Auf den zweiten Blick
Deutschland 2012, 95'
von Sheri Hagen
mit Anita Olatunji, Michael Klammer, Ella-Sade Hagen-Janson
Im winterlichen Berlin finden sechs einsame Menschen zueinander: ein Witwer und eine erblindete Jazzmusikerin, ein Klavierstimmer und ein Kunsthändler, der mit seiner Sexualität hadert, ein Patient und seine Therapeutin, die ihr Augenlicht verliert.
Programm 7
Fake Soldiers
Deutschland 1 24'
von Idrissou Mora-Kpai
mit Francis Codjoe, Mizrajim Komi Togbonou, Dean Burke
Ende der 1990er sind in Deutschland Basketball, Hip-Hop und Breakdance in Mode und damit auch Afro-Amerikaner. Weniger Coolness hingegen strahlen Tamu und Obi aus – der Erfolg bei den Frauen kommt erst, als sie sich als US-Soldaten ausgeben.
Auslandstournee
Deutschland 1999, 91'
von Ayşe Polat
mit Hilmi Sözer, Özlem Blume, Martin Glade
Als ein Jugendfreund des Sängers Zeki stirbt, soll er mit dessen Tochter Şenay die Mutter des Kinds finden. Es entspinnt sich ein Roadtrip durch die türkische Nachtclubszene Europas, der behutsam von Lebensträumen, Familie und Wahlheimat erzählt.
Programm 8
18 Minuten Zivilcourage
Deutschland 1991, 20'
von Rahim Shirmahd
1987 wurde Kiomar Javadi in Tübingen in einem Supermarkt des Diebstahls beschuldigt und anschließend von einem Angestellten 18 Minuten lang zu Tode gewürgt. Ein Teil der Kleinstadt schreit auf, ein größerer will partout kein rassistisches Motiv erkennen.

+===+

== Aufgaben ==
1/ In welcher Stadt finden laut Filmprogramm die sechs einsamen Menschen in „Auf den zweiten Blick“ zueinander?
2/ Setze das Filmprogramm nach der Beschreibung von „18 Minuten Zivilcourage“ fort.

Daten zur Vorhersage von Begrenzungsrahmen
+===+

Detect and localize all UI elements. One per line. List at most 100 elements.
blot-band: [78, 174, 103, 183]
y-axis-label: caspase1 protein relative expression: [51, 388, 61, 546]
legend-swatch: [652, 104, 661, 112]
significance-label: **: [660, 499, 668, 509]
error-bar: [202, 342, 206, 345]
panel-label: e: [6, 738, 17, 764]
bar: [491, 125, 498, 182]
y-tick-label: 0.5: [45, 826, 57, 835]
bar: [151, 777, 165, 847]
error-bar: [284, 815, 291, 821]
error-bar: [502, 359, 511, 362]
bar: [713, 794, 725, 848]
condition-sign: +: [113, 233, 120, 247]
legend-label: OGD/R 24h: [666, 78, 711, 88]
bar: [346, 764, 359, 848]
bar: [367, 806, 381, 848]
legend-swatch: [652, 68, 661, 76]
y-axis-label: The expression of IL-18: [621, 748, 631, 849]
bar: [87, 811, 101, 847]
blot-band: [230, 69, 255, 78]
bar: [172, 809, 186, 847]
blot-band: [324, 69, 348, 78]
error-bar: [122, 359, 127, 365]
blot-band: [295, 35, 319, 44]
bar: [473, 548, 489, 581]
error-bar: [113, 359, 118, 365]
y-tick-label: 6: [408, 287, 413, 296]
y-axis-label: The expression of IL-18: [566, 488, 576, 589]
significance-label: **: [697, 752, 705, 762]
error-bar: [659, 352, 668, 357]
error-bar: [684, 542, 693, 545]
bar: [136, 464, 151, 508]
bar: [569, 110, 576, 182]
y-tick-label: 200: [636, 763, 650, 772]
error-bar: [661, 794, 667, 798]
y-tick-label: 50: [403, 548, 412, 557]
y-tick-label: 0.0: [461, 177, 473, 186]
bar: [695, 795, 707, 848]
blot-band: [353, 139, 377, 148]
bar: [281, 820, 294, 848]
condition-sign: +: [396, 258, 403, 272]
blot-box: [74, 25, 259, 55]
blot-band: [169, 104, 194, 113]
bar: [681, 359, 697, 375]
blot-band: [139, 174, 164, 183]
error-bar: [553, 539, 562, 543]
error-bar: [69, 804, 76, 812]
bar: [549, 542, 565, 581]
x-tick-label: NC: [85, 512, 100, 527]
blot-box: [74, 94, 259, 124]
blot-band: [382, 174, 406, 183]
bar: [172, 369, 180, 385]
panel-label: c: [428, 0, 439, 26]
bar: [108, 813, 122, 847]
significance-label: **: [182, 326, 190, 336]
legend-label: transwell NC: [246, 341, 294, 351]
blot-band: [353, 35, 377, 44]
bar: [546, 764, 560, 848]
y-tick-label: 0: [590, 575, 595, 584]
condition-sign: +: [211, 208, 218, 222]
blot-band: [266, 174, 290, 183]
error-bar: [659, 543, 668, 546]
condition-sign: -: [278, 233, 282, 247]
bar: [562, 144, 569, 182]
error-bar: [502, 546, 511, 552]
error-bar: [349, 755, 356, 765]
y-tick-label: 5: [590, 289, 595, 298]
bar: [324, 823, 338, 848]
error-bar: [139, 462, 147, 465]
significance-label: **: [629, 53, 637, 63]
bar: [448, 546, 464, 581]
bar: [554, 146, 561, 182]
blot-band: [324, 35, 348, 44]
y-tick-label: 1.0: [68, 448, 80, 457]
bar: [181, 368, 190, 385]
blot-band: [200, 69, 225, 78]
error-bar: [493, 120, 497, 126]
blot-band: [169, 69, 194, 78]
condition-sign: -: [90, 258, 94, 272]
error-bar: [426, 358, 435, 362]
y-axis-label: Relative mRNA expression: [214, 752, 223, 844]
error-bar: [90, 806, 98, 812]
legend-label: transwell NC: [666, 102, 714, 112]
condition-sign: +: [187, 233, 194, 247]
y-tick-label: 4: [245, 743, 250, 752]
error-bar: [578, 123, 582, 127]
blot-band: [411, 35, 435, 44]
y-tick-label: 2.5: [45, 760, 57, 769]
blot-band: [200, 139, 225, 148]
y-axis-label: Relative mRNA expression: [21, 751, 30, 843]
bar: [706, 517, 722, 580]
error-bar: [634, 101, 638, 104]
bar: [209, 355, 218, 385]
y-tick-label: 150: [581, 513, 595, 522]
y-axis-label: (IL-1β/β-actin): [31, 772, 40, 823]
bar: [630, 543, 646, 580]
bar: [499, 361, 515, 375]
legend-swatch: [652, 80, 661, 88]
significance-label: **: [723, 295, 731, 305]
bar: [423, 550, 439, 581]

+===+

== Lösungen ==
1/ Im winterlichen Berlin.

2/
Black in the Western World*
Deutschland 1992, 23'
von Wanjiru Kinyanjui
mit Natalie Asfaha, Tsitsi Dangarembga, Paul Ford
Anfang der 1990er beschäftigt sich die kenianische DFFB-Studentin Wanjiru Kinyanjui damit, wie sich Schwarzsein in Deutschland anfühlt. Rassistisches Material aus der deutschen Alltagskultur trifft auf Gespräche mit Schwarzen Menschen in Europa.
Jordmannen (The Earthmen)
Schweden 1980, 27'
von Muammer Özer
mit Lâle Kaplanoğlu, Munibe Akdağ, Sergio Buchman
In Özers hybridem Film steht eine Knetfigur sinnbildlich für das Schicksal von Arbeitsmigrant*innen in einer Wohlstandsgesellschaft. Die Hoffnung auf ein besseres Leben weicht langsam der Erkenntnis, dass Ausbeutung und Entfremdung den Alltag bestimmen.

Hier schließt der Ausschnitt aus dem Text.